Your answer should be only a number: how many lines include the word "Strongly".

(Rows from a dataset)
>> start

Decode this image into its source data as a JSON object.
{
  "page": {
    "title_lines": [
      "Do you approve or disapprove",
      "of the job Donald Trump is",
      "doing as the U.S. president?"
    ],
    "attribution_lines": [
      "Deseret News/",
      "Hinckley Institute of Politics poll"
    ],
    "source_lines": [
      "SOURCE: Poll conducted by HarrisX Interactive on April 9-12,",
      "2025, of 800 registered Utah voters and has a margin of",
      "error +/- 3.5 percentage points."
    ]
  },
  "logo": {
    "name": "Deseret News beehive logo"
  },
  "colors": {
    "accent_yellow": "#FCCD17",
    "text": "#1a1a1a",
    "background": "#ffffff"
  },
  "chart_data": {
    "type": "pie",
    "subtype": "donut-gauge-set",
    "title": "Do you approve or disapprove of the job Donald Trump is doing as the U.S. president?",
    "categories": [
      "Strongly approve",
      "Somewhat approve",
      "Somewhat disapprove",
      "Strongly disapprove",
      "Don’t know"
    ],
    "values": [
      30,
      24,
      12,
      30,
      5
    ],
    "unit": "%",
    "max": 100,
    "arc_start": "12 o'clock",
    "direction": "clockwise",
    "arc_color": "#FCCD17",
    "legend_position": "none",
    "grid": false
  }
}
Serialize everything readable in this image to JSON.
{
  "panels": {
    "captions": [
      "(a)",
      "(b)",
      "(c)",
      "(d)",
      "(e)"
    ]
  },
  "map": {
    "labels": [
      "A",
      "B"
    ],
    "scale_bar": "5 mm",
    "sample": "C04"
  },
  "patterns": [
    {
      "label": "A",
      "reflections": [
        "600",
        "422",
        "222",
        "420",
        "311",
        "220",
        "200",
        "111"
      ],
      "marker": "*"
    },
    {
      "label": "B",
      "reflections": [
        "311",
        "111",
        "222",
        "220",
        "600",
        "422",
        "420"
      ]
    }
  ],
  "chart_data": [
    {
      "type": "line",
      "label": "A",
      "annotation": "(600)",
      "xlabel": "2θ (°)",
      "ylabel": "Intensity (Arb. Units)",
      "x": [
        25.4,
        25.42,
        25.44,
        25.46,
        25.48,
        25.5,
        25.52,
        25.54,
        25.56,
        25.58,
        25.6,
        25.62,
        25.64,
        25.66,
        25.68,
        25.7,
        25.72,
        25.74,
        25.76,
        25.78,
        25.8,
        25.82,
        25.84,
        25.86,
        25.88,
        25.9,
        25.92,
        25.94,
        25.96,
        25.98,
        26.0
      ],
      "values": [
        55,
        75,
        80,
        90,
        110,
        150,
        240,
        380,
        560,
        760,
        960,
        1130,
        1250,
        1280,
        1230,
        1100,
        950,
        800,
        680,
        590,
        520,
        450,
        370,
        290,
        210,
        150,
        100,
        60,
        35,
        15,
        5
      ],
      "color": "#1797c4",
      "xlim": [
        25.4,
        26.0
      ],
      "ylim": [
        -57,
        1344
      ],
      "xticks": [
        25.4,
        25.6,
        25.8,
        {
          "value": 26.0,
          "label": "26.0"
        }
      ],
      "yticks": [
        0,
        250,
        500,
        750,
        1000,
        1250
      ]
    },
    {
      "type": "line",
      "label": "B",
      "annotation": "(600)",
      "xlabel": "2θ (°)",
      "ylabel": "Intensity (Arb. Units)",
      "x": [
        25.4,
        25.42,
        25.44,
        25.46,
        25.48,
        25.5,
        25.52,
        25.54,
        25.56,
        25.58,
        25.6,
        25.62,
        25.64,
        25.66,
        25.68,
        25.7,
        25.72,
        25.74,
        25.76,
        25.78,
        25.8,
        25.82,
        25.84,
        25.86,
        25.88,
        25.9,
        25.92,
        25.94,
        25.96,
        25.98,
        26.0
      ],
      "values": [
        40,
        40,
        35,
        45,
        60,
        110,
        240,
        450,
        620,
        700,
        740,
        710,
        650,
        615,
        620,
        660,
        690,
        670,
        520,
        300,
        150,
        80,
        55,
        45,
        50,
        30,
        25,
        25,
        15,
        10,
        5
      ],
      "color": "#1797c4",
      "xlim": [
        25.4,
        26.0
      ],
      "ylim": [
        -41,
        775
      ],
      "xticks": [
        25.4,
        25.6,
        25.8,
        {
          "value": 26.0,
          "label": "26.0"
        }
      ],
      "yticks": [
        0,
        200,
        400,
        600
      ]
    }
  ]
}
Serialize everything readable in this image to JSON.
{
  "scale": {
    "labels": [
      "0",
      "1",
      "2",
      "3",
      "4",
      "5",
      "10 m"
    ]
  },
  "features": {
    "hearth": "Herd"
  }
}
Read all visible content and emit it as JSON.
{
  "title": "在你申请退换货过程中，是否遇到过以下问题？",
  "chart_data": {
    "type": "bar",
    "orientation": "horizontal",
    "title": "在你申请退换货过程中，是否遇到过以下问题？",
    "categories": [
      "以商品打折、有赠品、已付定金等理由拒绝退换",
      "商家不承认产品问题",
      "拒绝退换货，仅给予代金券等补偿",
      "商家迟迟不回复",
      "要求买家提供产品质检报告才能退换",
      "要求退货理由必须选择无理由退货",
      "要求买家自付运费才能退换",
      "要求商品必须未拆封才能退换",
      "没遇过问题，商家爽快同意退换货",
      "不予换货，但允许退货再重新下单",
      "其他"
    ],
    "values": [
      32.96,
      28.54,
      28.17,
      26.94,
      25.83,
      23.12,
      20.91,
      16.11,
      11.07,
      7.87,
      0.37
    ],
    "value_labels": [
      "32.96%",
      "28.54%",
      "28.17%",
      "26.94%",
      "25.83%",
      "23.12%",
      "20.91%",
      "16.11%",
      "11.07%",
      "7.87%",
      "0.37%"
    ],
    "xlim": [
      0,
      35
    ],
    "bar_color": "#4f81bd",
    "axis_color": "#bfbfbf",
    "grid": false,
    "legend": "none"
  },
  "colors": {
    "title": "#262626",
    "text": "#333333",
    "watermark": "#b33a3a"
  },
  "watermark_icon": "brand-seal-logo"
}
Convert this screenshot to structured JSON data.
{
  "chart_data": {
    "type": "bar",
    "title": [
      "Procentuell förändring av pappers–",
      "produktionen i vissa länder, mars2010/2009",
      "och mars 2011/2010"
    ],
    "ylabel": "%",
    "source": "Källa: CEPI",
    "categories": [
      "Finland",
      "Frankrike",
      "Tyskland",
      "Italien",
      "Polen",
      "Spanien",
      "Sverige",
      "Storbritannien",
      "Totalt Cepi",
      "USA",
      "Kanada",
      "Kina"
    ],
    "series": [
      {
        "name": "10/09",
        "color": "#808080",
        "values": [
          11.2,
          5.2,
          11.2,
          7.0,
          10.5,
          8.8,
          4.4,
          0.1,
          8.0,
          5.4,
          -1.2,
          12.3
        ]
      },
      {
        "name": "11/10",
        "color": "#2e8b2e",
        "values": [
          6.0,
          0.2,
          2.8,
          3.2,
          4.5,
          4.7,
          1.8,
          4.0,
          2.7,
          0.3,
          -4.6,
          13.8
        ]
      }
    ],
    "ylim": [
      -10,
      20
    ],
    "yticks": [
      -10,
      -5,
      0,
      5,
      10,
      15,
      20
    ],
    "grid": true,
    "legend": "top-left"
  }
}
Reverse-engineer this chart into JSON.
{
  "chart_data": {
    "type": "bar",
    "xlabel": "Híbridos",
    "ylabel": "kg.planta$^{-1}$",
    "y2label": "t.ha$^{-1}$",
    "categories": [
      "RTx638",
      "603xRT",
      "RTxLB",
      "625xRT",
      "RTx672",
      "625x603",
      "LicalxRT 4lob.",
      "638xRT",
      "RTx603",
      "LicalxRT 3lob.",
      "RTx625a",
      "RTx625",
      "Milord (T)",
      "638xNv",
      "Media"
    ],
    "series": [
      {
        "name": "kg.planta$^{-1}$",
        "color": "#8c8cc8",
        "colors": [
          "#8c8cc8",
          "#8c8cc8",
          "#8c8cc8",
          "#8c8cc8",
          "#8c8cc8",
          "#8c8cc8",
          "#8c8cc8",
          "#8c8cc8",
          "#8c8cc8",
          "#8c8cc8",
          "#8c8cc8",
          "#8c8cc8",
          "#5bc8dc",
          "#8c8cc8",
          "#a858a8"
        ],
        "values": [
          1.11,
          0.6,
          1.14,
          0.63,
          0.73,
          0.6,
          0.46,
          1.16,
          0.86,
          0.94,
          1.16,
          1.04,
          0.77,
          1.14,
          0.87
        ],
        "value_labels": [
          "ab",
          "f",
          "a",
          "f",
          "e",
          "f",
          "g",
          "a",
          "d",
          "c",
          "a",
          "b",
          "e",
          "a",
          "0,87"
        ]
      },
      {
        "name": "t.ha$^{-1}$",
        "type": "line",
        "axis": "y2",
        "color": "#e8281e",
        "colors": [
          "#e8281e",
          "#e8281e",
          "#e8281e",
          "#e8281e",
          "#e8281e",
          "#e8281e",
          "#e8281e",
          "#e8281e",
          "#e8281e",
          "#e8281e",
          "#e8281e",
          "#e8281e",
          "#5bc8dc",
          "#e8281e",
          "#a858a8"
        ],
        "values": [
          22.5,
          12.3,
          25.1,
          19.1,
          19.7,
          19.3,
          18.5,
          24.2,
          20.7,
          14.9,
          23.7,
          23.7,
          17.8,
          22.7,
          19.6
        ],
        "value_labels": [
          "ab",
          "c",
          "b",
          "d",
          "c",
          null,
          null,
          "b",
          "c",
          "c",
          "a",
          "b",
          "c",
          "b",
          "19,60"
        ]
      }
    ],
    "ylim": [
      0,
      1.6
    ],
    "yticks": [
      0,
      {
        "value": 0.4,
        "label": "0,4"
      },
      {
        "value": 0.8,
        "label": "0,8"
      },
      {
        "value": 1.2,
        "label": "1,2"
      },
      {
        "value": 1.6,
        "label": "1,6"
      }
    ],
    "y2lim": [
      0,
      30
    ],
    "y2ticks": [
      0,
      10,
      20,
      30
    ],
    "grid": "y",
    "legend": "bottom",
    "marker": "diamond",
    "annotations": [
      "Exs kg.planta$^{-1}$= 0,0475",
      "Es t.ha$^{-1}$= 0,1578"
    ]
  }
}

>> end

> _Output for this task_: 2